▶ _Exercise aim_:
Spot every line with the word "JSON" and return it.

▶ _Data in this exercise_:

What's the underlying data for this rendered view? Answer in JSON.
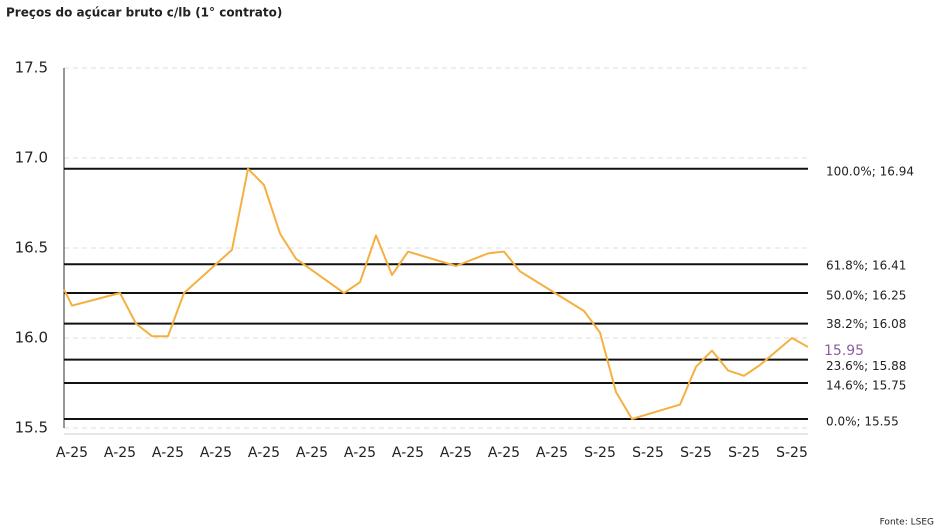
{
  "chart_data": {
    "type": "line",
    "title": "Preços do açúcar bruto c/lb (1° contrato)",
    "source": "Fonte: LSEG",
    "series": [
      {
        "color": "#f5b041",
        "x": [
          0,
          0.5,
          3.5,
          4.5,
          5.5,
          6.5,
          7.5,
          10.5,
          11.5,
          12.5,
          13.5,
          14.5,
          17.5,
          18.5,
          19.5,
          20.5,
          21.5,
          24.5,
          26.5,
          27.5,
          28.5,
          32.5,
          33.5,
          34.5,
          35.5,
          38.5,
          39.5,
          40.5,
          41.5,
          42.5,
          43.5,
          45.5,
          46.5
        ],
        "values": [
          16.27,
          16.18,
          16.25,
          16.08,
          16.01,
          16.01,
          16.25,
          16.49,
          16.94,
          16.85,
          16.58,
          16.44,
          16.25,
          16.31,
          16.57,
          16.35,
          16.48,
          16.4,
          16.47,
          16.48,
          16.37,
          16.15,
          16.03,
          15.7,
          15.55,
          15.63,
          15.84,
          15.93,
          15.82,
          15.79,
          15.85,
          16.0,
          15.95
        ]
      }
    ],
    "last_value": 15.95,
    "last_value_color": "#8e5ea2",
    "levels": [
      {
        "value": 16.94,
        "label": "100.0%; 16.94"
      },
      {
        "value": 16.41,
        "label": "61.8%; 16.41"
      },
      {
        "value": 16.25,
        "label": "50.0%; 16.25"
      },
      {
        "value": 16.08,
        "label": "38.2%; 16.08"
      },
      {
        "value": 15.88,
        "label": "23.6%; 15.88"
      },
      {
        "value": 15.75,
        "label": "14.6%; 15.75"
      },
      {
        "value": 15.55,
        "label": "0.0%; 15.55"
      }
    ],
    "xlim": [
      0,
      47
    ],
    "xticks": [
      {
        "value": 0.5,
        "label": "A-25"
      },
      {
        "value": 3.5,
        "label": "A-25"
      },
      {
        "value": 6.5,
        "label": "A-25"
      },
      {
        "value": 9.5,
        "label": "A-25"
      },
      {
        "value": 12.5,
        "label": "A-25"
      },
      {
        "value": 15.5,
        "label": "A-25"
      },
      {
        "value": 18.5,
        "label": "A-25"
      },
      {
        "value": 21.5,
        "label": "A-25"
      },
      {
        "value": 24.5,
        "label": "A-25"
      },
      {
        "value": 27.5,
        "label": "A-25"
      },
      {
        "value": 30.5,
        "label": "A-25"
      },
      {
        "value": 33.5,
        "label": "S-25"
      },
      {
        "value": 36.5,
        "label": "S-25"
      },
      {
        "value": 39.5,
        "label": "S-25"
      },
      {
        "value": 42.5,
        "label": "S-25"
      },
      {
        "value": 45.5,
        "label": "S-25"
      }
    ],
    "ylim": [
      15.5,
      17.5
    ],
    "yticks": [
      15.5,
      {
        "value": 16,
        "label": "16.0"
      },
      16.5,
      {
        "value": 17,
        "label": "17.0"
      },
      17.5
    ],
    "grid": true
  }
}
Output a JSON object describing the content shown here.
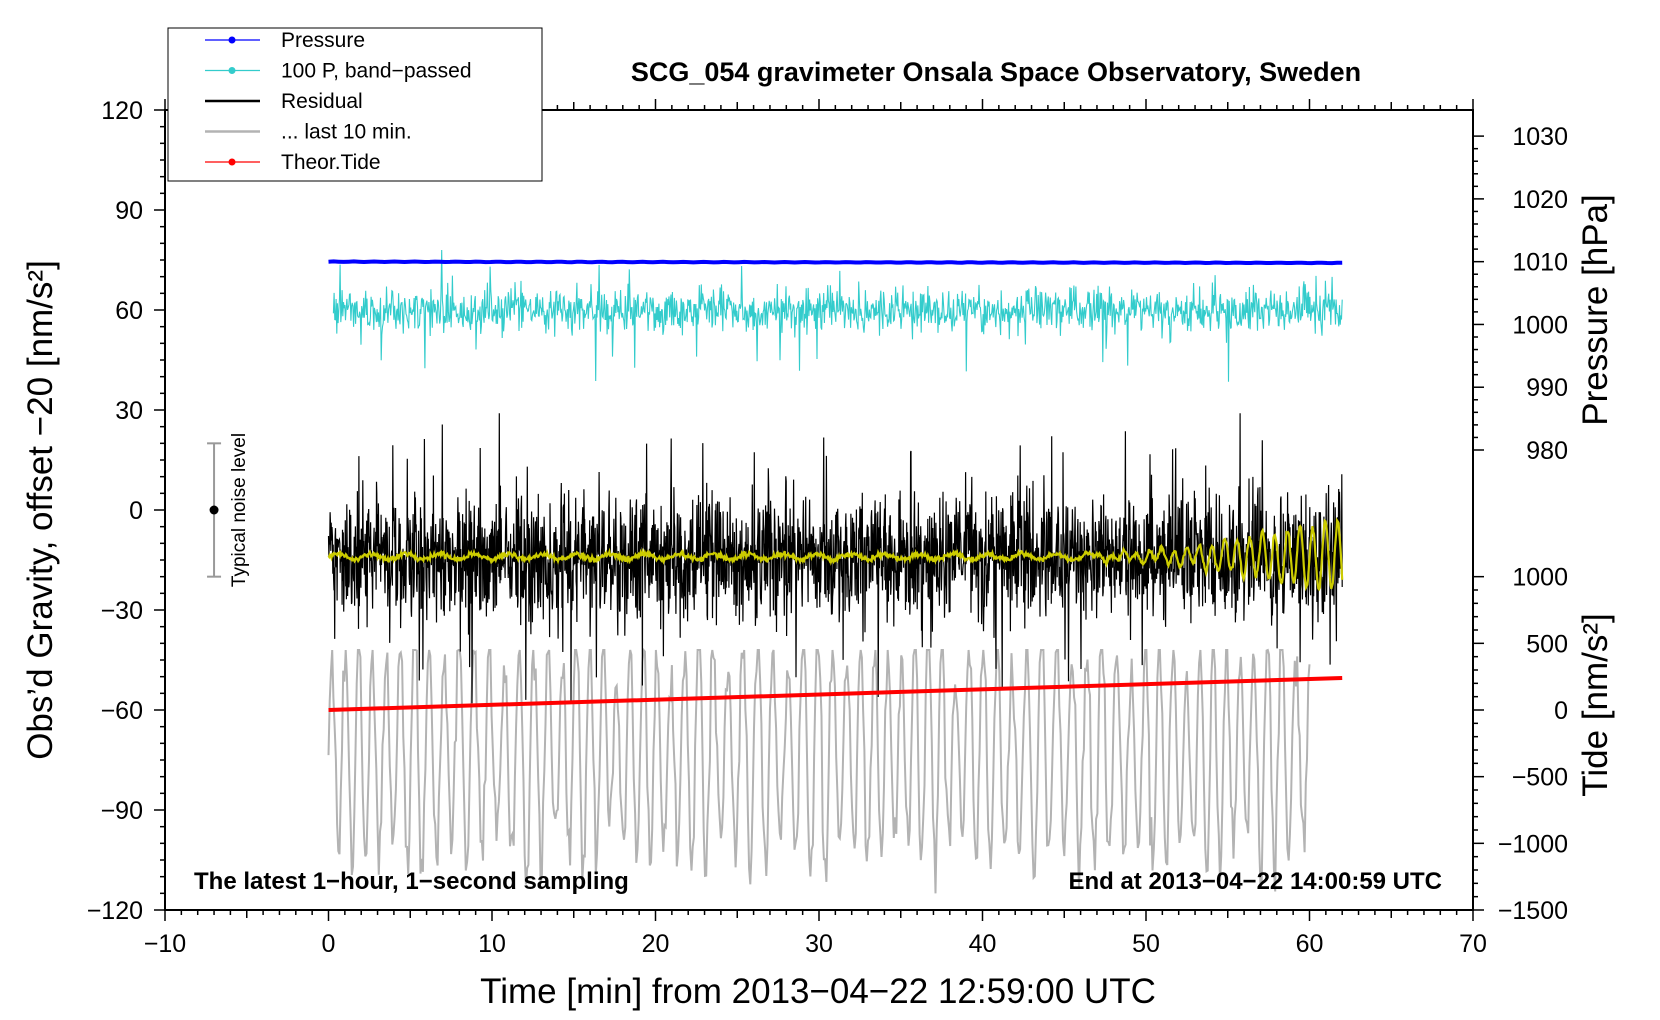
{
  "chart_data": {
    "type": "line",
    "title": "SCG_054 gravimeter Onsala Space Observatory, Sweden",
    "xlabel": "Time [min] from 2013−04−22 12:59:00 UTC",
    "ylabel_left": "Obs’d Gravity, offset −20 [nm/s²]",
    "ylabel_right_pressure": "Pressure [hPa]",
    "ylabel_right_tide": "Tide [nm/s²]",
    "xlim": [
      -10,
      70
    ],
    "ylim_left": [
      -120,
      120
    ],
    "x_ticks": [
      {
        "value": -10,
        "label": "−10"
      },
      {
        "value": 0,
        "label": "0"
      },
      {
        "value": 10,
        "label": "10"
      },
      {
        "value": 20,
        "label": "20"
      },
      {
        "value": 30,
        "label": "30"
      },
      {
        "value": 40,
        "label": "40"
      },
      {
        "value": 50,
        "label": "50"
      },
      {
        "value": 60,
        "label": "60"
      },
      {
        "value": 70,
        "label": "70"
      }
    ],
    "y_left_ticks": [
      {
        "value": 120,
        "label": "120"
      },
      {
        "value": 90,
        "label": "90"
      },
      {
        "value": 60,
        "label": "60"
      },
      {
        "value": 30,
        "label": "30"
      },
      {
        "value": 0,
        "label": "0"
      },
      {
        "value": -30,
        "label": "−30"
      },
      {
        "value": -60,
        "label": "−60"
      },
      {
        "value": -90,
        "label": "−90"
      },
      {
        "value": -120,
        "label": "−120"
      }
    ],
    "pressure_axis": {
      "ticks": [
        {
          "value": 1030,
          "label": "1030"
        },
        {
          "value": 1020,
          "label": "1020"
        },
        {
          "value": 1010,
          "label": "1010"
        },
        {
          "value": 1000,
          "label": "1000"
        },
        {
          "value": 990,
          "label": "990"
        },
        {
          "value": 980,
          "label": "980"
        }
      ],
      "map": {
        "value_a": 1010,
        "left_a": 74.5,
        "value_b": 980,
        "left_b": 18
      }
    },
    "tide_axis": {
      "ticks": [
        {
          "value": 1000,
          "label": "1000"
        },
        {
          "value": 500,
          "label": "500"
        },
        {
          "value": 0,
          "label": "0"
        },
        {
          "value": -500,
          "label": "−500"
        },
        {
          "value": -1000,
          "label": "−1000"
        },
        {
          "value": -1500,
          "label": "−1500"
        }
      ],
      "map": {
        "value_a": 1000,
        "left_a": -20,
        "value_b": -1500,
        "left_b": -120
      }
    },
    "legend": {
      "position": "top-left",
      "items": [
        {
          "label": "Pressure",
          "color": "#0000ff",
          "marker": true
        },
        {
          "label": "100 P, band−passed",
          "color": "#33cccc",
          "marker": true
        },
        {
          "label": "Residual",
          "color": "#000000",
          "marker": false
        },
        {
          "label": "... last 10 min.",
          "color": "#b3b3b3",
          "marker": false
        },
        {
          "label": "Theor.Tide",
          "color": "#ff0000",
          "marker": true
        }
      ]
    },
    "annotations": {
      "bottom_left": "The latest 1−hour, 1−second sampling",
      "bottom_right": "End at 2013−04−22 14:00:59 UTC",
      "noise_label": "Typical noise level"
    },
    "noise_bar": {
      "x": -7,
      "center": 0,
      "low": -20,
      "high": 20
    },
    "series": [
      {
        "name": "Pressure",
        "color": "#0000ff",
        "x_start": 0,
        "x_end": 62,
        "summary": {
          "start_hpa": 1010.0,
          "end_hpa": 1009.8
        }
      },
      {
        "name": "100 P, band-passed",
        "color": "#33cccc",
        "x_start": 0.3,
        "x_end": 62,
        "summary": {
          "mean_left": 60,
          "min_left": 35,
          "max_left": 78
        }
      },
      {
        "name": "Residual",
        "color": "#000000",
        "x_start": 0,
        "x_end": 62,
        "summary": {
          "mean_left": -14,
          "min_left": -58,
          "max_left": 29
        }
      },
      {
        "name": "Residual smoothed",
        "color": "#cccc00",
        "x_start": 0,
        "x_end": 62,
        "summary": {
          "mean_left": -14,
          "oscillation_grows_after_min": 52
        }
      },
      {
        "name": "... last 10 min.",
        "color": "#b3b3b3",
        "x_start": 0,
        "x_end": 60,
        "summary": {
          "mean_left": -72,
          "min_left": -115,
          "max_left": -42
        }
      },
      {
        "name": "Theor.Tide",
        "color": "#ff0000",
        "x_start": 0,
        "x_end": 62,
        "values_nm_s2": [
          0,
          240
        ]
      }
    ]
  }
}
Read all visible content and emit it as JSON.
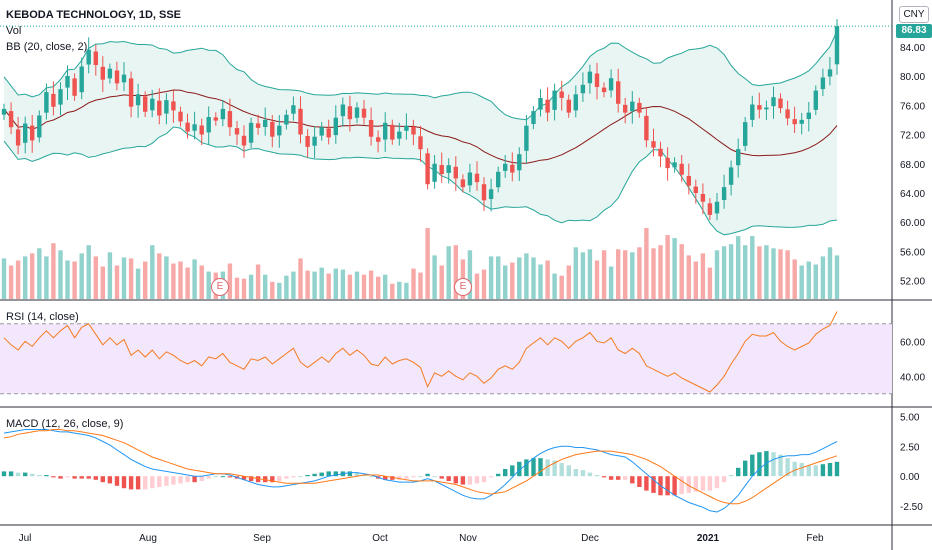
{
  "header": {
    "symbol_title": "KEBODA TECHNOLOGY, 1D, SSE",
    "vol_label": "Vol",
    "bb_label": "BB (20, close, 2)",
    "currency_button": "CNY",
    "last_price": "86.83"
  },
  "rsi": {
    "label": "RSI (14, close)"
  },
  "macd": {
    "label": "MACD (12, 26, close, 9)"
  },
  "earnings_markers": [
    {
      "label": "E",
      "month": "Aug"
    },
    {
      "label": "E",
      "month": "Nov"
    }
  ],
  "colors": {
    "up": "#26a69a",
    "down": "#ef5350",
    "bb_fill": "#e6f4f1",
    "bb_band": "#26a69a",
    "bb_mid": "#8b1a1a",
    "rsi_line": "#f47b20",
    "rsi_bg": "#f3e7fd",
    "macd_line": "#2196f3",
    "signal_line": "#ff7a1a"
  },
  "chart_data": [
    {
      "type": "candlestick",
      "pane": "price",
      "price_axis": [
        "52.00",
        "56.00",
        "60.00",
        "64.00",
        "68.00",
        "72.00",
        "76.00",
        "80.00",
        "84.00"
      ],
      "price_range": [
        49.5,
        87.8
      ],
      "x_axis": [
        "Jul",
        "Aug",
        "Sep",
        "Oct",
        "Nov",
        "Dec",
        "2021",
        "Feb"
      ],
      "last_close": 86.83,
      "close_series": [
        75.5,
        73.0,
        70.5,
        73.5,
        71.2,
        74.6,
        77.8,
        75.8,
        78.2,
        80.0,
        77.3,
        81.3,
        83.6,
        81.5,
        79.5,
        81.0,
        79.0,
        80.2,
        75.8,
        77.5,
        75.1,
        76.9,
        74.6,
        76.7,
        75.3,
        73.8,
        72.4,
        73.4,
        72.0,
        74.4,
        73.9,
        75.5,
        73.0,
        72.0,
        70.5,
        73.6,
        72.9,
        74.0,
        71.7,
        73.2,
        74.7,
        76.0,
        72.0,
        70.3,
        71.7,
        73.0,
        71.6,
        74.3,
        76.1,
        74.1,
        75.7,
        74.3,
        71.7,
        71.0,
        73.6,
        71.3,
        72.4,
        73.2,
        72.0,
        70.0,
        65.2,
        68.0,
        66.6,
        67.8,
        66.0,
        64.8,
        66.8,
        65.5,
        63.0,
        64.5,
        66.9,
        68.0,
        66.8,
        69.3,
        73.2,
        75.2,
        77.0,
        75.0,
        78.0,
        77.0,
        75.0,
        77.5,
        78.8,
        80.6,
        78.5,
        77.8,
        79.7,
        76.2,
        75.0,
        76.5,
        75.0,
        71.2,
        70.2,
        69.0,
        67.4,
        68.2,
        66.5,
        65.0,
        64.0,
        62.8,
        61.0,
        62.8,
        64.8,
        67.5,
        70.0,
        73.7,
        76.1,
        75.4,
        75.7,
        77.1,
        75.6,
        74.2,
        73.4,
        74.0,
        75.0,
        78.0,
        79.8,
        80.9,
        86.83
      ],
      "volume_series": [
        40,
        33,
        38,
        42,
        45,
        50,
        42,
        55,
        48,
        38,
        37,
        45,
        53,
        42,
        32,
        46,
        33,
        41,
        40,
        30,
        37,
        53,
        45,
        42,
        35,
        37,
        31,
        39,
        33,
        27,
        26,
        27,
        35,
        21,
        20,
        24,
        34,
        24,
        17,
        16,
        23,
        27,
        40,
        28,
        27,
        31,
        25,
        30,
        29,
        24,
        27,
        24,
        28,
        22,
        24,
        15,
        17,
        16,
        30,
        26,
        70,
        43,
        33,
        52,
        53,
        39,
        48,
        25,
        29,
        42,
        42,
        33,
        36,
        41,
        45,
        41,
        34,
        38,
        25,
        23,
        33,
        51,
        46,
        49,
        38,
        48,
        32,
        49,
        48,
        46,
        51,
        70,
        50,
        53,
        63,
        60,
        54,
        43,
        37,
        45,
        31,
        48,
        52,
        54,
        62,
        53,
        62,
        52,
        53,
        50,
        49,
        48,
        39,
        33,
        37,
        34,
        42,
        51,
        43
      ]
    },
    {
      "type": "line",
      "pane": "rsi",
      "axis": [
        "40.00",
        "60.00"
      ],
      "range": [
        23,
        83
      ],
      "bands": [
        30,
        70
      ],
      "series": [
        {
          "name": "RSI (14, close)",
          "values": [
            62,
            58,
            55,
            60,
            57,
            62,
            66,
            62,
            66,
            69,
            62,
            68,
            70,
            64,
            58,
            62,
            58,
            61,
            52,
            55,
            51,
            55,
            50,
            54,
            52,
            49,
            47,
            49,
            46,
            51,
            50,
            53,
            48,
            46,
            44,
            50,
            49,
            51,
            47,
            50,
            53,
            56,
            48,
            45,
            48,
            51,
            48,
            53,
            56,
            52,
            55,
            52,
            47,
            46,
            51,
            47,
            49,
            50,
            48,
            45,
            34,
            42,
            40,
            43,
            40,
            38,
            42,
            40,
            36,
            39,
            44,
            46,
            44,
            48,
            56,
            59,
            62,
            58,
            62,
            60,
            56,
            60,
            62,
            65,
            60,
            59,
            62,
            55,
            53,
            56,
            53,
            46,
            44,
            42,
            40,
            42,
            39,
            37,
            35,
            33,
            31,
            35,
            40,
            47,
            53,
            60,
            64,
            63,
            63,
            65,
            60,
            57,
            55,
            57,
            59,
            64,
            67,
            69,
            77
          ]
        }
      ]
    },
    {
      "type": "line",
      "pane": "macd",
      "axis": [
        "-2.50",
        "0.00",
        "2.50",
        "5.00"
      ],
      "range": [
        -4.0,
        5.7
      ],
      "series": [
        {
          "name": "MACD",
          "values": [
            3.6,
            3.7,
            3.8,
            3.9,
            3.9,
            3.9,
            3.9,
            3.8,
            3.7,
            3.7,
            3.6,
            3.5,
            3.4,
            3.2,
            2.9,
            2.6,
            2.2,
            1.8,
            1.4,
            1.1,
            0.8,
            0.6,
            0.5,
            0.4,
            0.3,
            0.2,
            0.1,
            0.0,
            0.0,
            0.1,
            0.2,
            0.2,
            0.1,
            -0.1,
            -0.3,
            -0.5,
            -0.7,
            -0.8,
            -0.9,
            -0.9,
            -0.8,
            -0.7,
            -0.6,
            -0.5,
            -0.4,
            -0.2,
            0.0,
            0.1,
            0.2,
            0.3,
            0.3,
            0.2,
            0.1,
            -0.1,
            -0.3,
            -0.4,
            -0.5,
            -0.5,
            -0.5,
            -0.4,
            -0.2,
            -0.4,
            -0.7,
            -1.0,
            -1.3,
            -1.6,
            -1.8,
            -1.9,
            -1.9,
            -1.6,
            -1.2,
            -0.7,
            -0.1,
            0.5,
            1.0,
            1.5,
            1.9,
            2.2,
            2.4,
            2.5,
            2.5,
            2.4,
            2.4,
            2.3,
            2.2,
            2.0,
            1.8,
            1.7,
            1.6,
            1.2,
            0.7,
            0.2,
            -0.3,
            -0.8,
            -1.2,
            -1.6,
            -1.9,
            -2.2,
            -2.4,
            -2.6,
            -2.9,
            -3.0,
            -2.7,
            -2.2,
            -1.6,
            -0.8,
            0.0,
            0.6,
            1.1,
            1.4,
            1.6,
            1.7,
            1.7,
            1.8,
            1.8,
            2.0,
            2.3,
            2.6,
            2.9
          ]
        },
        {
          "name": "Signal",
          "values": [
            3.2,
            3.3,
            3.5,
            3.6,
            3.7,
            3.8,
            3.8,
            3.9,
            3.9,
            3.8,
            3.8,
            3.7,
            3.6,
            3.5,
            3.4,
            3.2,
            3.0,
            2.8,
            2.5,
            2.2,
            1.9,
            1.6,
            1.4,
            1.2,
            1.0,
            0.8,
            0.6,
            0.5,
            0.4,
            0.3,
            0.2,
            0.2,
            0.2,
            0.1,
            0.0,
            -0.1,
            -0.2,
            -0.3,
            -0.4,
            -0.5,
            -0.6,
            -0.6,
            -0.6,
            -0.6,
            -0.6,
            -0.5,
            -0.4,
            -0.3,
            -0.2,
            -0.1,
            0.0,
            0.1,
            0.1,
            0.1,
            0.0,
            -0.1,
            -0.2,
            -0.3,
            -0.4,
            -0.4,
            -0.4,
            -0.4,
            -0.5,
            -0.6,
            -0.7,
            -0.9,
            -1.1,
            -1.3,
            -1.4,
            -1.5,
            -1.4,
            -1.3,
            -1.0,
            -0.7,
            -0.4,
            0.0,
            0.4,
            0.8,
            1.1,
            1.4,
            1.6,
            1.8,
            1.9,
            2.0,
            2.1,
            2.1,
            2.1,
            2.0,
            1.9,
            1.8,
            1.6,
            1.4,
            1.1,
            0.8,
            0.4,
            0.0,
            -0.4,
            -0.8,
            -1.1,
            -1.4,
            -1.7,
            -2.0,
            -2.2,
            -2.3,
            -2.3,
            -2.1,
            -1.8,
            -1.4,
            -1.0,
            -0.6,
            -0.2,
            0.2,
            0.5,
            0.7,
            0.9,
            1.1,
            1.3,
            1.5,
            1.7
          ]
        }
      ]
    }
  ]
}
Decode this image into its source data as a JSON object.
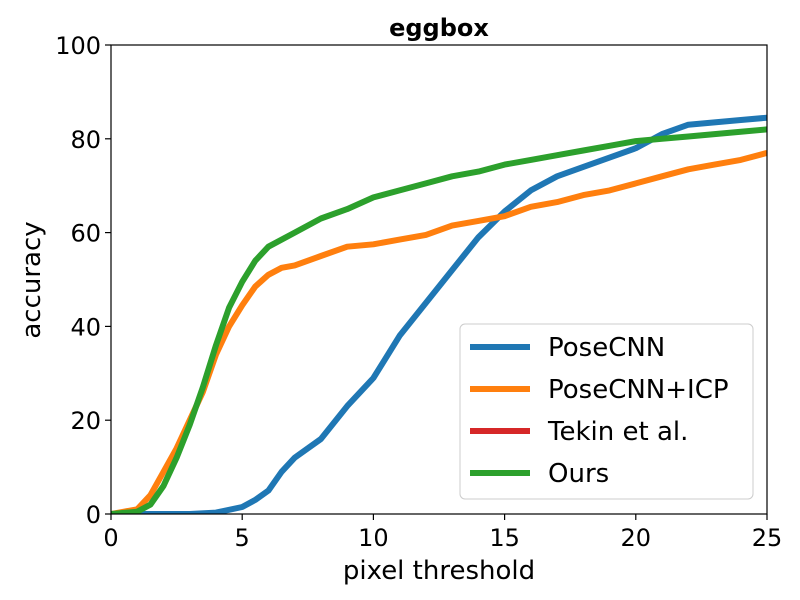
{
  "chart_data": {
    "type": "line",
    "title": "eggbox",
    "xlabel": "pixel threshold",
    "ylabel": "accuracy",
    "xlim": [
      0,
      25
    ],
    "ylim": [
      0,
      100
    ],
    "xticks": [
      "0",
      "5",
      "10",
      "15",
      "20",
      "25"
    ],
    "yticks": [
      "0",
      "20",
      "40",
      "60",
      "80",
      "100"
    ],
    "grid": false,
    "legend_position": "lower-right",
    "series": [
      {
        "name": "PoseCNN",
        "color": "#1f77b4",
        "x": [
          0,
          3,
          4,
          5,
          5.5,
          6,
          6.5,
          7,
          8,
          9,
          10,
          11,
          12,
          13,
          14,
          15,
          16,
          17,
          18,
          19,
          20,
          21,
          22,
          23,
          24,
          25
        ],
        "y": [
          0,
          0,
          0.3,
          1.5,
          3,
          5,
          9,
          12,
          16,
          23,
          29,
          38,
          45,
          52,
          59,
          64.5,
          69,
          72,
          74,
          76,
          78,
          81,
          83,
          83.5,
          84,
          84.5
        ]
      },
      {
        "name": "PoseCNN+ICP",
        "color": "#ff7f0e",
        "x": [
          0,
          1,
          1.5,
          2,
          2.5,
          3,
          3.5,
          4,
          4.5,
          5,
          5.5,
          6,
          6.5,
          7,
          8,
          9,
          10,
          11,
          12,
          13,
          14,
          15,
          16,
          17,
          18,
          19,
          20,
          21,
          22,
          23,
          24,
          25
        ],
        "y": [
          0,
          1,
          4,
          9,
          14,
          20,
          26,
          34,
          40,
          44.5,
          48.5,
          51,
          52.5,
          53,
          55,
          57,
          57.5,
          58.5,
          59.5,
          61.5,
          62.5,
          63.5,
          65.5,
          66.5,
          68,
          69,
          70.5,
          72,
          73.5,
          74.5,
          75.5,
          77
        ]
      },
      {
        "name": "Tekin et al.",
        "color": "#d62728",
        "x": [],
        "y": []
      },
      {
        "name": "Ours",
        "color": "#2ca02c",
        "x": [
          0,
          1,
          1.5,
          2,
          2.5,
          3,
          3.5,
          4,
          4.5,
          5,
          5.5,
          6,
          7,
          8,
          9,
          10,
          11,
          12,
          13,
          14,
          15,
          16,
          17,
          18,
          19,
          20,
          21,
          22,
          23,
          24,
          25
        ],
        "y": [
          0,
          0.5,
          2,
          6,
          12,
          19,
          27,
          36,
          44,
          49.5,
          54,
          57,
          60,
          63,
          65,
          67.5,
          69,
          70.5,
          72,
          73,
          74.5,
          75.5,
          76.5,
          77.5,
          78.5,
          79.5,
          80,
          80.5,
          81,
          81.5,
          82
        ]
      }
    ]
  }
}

▶ _Final result_:
What's the underlying data for this rendered view? Answer in JSON.
Output a JSON object describing the content shown here.
Read all visible content and emit it as JSON.
Decode this image into its source data as a JSON object.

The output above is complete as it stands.